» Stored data
<<<<
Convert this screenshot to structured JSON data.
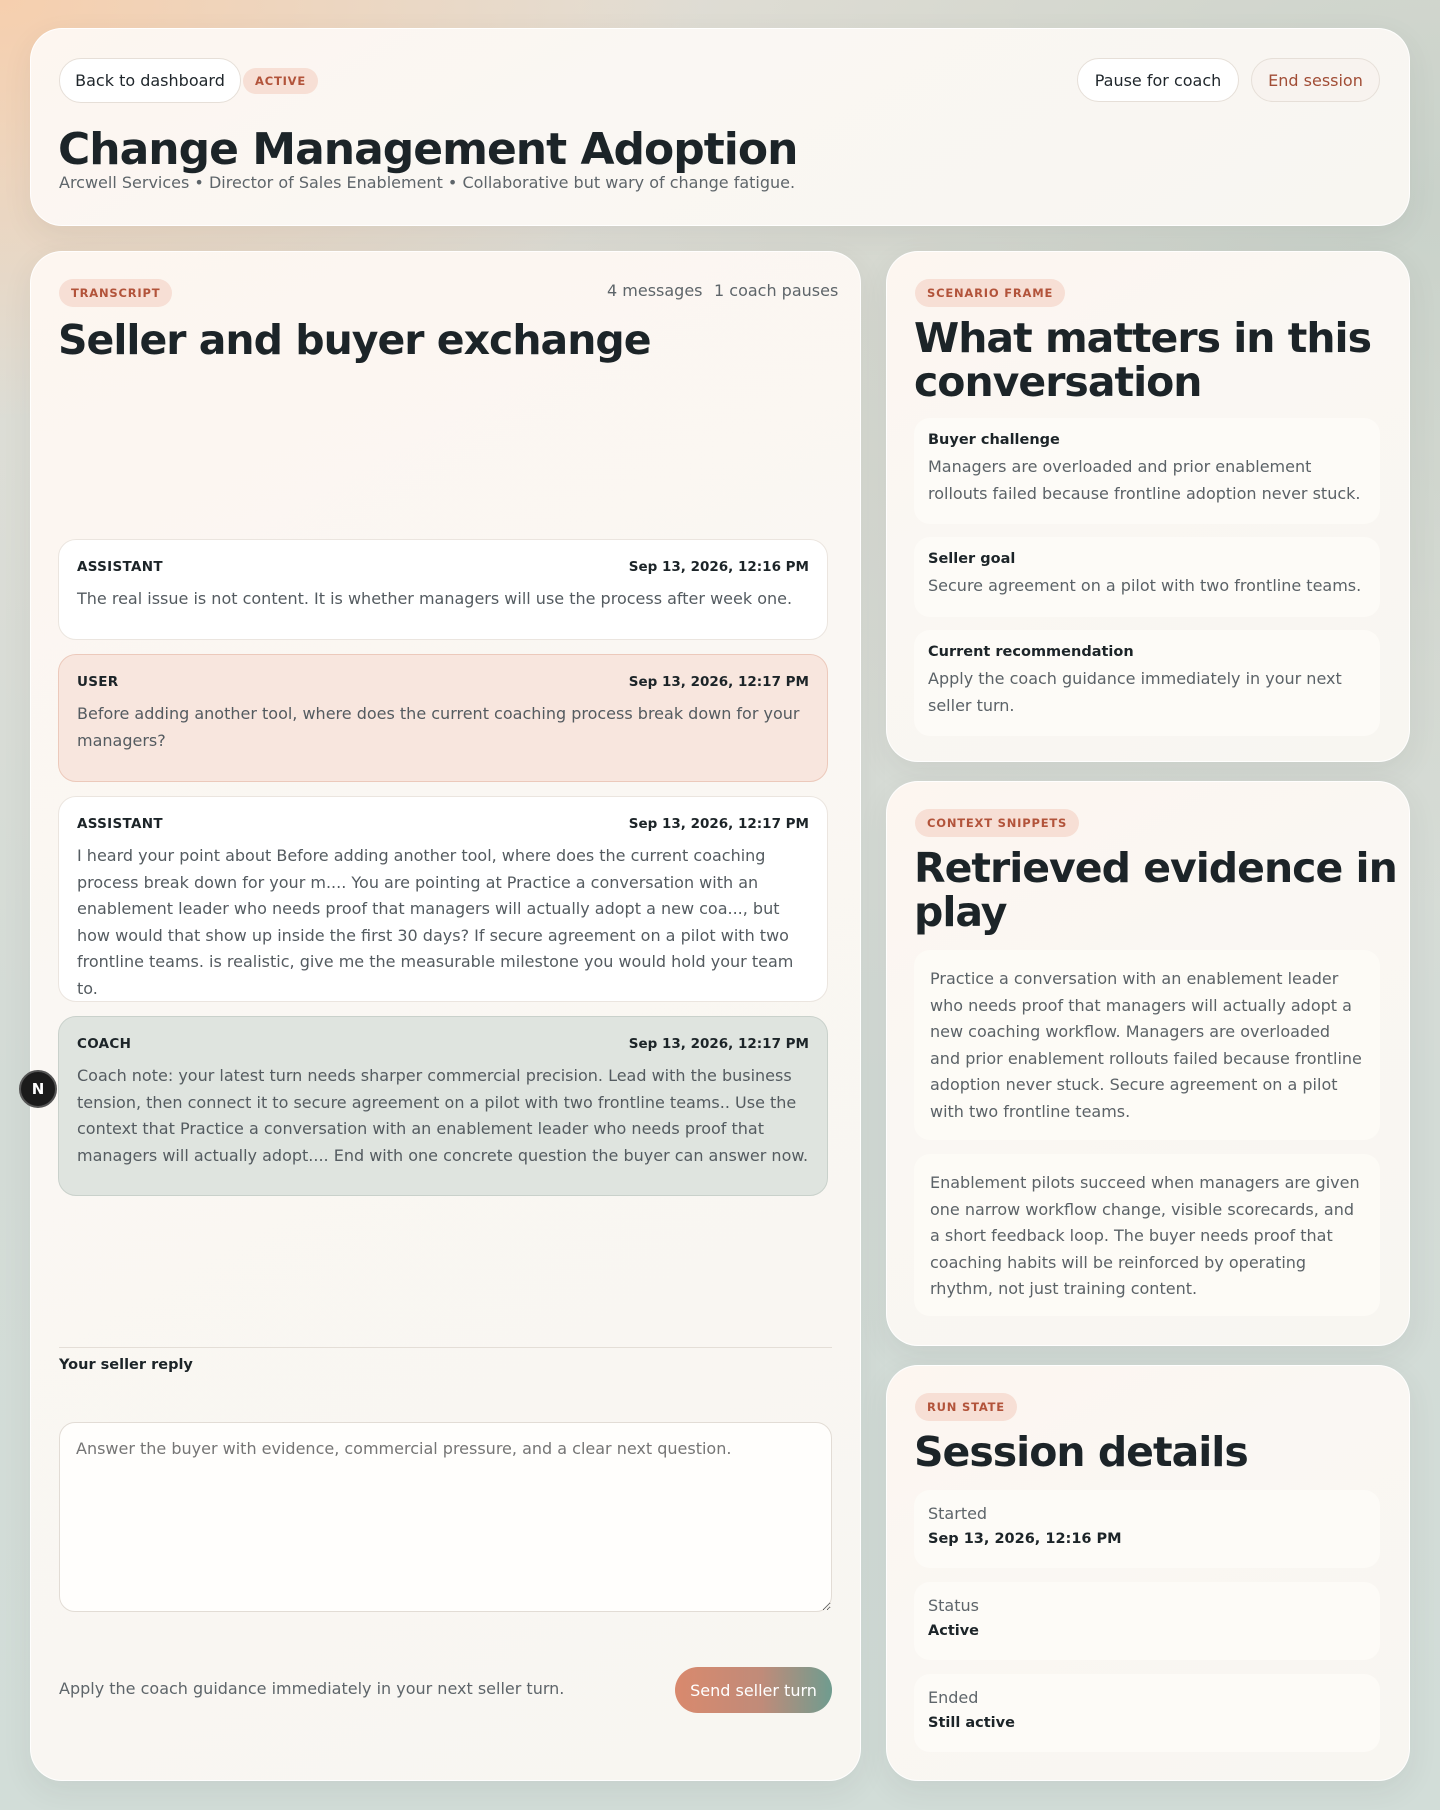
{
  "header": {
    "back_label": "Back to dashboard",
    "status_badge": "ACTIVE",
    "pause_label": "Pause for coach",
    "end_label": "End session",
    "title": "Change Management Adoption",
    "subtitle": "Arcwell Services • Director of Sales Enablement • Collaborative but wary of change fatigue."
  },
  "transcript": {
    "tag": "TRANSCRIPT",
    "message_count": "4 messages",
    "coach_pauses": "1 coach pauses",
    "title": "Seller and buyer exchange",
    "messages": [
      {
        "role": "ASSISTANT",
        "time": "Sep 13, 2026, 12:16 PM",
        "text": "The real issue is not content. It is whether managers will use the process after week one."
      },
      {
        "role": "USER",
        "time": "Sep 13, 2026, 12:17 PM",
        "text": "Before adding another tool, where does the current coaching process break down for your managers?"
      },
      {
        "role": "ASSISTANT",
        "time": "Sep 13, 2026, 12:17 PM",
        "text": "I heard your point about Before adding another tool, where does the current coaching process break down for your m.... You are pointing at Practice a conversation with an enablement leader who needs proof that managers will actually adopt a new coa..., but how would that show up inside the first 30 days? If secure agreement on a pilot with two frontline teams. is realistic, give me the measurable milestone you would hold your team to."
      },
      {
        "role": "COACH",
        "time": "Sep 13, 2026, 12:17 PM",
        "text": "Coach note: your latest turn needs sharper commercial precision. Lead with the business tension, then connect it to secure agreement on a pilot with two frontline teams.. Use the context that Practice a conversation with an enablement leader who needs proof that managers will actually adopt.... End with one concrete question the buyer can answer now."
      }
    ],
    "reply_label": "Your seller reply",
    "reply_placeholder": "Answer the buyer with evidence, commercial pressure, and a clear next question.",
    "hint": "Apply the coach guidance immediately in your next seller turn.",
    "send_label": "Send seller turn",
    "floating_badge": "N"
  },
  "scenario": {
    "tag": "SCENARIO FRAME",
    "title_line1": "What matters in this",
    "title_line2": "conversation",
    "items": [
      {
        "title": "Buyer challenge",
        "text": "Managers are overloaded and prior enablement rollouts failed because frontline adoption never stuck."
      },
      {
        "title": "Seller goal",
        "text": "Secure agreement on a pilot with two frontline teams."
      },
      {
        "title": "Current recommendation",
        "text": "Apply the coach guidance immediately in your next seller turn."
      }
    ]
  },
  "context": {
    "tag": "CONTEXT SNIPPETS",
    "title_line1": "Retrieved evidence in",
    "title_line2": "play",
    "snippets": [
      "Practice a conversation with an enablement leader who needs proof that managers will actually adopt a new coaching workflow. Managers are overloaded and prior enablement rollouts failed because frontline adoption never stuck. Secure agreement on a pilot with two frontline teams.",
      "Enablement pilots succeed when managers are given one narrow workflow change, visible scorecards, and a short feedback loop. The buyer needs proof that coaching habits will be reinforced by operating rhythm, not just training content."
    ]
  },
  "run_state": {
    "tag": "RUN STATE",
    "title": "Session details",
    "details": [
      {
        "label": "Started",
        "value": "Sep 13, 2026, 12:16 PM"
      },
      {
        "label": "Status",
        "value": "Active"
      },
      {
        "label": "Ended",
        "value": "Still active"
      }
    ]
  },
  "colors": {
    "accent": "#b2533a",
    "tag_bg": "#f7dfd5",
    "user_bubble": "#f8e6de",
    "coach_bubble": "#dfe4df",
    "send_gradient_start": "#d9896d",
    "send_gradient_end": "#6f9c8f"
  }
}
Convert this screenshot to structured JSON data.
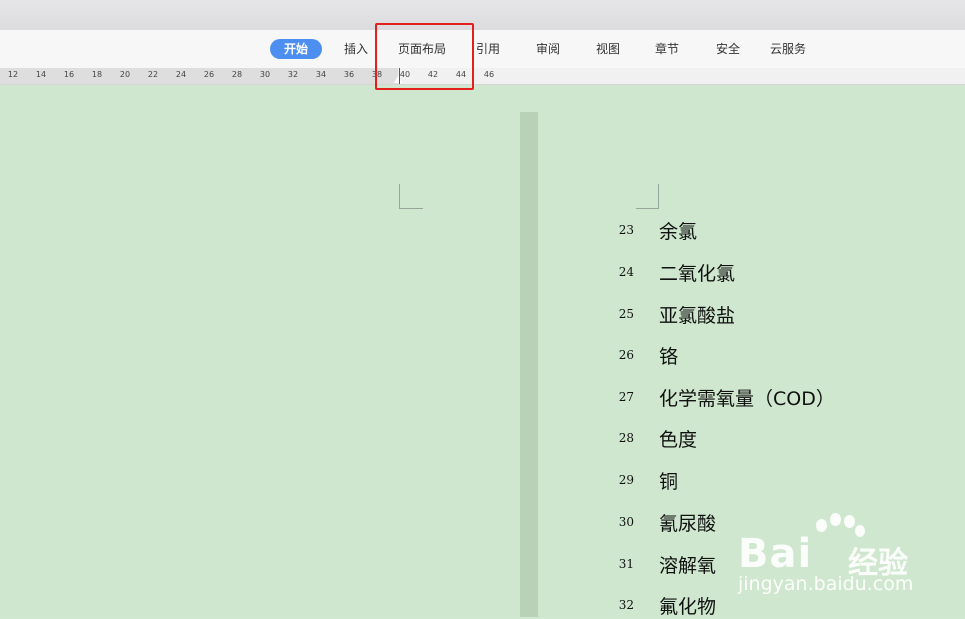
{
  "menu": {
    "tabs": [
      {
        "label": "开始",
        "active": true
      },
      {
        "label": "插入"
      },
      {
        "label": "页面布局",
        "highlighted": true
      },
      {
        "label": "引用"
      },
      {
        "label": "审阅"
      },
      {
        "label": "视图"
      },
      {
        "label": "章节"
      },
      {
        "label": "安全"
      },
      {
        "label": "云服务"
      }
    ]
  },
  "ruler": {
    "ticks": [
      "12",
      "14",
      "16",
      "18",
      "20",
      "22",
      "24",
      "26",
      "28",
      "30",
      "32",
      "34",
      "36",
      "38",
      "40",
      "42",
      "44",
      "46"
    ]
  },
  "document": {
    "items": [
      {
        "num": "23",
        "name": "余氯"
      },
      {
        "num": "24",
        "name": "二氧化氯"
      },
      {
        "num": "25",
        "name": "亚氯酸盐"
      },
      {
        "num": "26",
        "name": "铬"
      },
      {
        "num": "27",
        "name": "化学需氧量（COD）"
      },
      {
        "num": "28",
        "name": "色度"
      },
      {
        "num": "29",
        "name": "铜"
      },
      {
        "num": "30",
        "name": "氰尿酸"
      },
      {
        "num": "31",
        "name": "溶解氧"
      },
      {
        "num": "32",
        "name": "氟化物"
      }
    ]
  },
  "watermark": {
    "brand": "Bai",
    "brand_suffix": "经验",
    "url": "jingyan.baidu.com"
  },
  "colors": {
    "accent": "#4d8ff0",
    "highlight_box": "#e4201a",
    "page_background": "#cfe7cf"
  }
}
>>>>
» EXERCISE OBJECTIVE
Note every line above where the string "break" shows up, and copy those lines.

» THE RESPONSE
        "text": "Before adding another tool, where does the current coaching process break down for your managers?"
        "text": "I heard your point about Before adding another tool, where does the current coaching process break down for your m.... You are pointing at Practice a conversation with an enablement leader who needs proof that managers will actually adopt a new coa..., but how would that show up inside the first 30 days? If secure agreement on a pilot with two frontline teams. is realistic, give me the measurable milestone you would hold your team to."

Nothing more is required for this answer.